[DIRECTIONS FOR THIS TASK]
Search the material for the word "author" and report each line where it turns up.

[EXCERPTED RECORDS]
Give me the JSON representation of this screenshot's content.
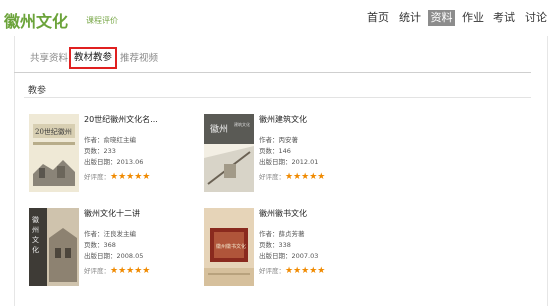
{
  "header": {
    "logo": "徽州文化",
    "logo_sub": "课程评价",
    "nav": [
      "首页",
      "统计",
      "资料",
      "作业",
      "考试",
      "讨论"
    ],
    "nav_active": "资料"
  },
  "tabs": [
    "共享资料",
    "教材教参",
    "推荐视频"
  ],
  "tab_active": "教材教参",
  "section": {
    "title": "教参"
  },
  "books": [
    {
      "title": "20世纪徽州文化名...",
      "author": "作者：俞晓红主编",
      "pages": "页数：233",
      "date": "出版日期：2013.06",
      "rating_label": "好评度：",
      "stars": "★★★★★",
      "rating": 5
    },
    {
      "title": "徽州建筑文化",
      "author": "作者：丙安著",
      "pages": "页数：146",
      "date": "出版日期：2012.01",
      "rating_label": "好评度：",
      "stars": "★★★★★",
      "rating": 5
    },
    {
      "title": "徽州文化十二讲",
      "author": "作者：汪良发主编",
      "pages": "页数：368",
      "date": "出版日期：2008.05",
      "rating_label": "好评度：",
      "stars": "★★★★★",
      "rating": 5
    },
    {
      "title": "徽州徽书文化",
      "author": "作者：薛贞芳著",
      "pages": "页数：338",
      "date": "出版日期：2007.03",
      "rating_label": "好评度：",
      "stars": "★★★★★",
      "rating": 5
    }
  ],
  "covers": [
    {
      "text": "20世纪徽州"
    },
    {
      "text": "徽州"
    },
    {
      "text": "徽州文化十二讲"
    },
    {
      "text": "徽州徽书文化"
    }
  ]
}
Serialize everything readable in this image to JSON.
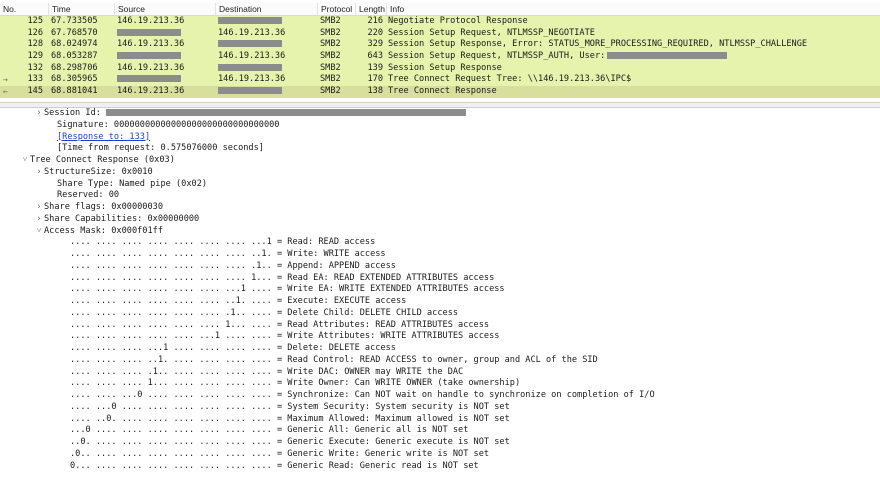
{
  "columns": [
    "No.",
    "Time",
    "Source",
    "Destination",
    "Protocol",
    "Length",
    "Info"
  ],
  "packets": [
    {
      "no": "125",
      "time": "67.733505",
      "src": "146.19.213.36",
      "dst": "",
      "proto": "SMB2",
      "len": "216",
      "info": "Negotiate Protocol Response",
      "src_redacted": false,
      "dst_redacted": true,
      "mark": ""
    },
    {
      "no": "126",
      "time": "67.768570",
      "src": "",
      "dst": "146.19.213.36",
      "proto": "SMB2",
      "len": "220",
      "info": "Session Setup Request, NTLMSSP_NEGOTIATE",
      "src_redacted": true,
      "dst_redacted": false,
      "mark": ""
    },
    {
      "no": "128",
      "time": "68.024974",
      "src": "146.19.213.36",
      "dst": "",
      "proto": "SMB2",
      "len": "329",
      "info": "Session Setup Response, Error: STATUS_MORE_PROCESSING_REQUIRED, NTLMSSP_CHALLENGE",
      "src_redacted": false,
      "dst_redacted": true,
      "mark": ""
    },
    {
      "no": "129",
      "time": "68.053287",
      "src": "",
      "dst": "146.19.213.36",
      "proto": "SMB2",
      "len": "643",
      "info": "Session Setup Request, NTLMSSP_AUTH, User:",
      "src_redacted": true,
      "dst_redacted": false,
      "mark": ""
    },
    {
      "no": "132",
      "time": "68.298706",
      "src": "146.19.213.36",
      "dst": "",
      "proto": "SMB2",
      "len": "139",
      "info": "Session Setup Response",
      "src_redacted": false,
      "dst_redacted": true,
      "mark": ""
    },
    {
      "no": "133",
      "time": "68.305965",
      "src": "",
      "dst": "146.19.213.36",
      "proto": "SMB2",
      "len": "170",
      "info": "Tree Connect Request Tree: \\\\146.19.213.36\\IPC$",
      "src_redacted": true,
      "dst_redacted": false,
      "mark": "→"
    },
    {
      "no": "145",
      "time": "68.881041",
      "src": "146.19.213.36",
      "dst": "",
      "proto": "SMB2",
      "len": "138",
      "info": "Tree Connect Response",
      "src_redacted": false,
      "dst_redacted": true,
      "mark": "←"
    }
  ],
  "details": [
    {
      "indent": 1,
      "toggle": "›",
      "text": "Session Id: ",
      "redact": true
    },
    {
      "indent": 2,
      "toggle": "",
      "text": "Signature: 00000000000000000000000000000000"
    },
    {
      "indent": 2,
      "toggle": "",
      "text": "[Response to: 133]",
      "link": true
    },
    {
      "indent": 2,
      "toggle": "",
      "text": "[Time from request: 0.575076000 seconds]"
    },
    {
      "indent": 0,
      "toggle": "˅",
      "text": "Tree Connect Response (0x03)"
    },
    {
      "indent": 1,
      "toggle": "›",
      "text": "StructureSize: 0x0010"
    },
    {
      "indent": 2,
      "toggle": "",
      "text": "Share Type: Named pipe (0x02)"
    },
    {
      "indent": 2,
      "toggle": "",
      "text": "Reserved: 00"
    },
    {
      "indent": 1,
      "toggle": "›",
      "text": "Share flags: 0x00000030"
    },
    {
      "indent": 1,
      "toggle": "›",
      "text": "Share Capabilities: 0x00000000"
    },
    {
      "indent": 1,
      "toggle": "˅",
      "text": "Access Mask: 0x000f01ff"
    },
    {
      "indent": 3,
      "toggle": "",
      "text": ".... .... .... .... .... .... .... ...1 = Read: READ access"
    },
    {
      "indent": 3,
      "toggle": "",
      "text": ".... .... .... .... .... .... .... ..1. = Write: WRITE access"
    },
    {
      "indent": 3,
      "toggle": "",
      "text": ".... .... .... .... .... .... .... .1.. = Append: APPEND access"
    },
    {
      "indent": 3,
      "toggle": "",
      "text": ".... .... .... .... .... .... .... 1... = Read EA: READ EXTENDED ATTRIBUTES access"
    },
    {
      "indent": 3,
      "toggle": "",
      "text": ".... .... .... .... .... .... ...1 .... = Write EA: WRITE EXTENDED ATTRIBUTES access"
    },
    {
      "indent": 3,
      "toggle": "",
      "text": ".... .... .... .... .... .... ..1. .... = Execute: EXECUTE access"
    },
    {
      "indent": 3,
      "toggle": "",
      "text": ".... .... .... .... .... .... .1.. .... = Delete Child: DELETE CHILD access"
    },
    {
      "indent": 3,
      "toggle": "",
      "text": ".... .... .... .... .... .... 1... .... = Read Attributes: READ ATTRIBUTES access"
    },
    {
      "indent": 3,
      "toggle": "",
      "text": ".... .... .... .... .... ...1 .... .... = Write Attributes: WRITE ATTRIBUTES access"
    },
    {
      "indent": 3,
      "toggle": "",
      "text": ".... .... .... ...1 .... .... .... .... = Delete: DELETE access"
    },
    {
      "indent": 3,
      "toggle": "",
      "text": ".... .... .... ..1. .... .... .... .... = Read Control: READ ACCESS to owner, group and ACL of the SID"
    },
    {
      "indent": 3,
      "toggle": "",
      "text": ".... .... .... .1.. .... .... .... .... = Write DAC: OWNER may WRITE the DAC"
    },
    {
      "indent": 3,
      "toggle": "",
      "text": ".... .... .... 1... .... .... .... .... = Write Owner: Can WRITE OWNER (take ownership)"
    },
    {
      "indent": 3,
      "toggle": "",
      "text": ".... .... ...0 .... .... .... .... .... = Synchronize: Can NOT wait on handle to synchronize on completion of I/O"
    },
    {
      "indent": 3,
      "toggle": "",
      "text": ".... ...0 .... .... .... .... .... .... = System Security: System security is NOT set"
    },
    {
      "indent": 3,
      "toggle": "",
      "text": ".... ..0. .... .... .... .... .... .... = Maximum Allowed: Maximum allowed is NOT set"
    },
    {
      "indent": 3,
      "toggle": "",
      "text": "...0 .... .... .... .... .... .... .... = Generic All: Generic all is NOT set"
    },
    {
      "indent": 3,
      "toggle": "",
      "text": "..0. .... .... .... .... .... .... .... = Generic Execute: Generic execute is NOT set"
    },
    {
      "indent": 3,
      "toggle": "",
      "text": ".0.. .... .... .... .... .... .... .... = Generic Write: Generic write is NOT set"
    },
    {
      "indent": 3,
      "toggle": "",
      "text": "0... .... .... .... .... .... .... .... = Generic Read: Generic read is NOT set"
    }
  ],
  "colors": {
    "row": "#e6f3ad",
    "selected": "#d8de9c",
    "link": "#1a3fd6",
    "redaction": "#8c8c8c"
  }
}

[RESPONSE TO THIS EXERCISE]
      "author": "作者：俞晓红主编",
      "author": "作者：丙安著",
      "author": "作者：汪良发主编",
      "author": "作者：薛贞芳著",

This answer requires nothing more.